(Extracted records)
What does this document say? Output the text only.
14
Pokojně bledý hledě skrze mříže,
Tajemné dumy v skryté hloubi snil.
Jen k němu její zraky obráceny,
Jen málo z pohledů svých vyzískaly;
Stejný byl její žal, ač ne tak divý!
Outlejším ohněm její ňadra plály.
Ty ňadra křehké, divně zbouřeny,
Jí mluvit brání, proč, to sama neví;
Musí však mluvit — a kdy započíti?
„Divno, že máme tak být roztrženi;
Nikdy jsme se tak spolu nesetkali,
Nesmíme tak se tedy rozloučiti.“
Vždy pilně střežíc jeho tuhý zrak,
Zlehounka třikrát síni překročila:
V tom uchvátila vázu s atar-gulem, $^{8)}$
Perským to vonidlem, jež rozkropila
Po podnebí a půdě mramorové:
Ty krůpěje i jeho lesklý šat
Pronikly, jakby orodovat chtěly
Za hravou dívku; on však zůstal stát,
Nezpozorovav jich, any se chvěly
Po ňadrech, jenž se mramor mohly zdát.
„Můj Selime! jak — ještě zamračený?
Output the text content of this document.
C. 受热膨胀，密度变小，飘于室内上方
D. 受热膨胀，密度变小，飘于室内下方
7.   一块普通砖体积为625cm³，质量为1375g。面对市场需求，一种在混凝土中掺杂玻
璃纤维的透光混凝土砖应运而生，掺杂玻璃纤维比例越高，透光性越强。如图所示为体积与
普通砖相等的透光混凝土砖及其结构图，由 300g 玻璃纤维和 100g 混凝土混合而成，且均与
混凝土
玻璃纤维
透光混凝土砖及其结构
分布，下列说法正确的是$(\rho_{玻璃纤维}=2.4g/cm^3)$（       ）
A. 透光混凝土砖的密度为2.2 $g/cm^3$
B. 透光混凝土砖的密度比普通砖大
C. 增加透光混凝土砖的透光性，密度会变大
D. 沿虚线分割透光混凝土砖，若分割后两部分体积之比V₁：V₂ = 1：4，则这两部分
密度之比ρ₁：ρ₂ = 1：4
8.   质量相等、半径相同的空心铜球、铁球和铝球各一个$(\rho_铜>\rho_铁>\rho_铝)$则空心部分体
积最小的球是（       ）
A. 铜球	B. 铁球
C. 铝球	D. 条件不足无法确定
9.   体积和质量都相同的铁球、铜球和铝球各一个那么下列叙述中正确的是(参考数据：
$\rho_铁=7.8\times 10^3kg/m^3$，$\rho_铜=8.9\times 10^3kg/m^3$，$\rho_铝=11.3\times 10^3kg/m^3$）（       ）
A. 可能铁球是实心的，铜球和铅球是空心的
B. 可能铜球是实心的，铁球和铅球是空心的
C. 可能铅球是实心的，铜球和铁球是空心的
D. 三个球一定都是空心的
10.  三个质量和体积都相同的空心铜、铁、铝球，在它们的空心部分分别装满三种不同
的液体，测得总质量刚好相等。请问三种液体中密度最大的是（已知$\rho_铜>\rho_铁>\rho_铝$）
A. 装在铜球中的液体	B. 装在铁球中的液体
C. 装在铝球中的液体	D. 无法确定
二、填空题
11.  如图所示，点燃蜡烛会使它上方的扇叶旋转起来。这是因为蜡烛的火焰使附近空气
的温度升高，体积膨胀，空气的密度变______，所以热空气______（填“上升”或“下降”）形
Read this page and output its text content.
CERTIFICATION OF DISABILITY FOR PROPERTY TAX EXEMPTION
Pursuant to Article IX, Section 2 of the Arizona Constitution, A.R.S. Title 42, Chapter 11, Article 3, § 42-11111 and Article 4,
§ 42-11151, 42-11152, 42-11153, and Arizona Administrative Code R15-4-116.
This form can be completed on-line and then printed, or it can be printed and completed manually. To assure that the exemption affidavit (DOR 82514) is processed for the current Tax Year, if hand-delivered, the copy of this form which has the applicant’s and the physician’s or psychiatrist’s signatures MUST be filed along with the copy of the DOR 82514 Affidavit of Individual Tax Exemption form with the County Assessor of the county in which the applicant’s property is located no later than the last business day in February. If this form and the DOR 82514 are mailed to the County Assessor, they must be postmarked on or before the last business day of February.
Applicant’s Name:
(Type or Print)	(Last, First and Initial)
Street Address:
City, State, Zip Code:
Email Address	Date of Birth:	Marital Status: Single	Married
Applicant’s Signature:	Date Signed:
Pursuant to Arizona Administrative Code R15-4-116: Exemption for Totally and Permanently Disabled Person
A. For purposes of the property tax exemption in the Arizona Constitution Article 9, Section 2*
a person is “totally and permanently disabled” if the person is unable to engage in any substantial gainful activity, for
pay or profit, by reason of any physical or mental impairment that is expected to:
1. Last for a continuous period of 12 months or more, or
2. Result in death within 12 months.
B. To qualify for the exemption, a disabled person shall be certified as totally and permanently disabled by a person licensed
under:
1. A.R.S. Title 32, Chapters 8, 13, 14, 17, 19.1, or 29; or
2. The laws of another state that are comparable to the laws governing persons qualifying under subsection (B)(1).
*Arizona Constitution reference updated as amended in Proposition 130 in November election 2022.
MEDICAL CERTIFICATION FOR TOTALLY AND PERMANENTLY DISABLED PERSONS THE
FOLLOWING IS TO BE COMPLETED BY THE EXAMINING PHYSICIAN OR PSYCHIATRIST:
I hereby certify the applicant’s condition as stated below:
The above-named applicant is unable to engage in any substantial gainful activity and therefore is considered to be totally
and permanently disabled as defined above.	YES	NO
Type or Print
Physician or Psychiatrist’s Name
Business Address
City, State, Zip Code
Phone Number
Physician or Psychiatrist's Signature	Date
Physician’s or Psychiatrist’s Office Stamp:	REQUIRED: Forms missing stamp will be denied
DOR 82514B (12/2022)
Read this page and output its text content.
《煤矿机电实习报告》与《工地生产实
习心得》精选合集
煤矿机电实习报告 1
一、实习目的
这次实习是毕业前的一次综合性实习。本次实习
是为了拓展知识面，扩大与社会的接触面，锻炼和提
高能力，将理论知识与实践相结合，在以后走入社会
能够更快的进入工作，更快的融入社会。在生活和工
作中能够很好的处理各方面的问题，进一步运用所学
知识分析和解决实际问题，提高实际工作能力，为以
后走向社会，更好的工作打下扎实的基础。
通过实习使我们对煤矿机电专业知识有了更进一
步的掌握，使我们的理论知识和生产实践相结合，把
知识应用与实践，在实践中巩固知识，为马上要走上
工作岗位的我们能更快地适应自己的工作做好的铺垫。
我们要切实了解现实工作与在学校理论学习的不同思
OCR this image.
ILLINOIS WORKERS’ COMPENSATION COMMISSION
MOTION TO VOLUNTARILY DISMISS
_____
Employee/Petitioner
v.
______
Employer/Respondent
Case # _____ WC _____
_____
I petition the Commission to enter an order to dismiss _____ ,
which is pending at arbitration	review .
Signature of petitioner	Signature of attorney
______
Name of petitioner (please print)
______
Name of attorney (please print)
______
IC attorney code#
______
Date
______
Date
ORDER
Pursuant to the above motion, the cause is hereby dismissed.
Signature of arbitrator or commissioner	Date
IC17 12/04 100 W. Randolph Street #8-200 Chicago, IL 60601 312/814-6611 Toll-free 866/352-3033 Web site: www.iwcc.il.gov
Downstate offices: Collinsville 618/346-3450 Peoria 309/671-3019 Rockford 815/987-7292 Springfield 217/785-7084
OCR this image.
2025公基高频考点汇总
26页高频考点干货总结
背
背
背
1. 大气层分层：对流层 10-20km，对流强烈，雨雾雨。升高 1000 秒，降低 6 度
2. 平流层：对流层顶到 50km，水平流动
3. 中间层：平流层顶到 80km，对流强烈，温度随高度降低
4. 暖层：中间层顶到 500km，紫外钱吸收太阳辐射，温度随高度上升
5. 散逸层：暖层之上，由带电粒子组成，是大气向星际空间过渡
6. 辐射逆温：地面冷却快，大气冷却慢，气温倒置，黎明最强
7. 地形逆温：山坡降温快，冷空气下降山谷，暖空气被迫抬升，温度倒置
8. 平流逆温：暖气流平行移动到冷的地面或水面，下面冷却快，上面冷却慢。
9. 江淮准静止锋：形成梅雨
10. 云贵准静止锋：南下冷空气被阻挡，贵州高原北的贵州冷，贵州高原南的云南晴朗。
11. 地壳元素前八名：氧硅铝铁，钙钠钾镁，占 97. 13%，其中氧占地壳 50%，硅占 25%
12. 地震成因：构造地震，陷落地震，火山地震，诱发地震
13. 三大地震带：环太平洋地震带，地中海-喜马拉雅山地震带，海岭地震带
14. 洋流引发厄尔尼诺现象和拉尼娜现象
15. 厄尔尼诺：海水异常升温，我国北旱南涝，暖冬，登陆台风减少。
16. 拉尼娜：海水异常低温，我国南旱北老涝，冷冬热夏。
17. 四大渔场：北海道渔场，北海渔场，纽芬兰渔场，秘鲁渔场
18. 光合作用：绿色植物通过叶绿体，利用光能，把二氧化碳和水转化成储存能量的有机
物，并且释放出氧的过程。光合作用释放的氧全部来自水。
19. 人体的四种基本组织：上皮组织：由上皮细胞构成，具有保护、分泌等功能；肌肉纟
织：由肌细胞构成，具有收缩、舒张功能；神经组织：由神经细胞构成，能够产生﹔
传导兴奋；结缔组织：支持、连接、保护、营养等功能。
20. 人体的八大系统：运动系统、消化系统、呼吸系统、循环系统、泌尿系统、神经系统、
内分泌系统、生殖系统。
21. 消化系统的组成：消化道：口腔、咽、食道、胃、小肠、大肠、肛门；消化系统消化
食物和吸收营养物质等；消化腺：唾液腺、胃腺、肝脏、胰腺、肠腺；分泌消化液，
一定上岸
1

# Requirements:
Pick out all lines containing the string "受热膨胀".

# Final result:
C. 受热膨胀，密度变小，飘于室内上方
D. 受热膨胀，密度变小，飘于室内下方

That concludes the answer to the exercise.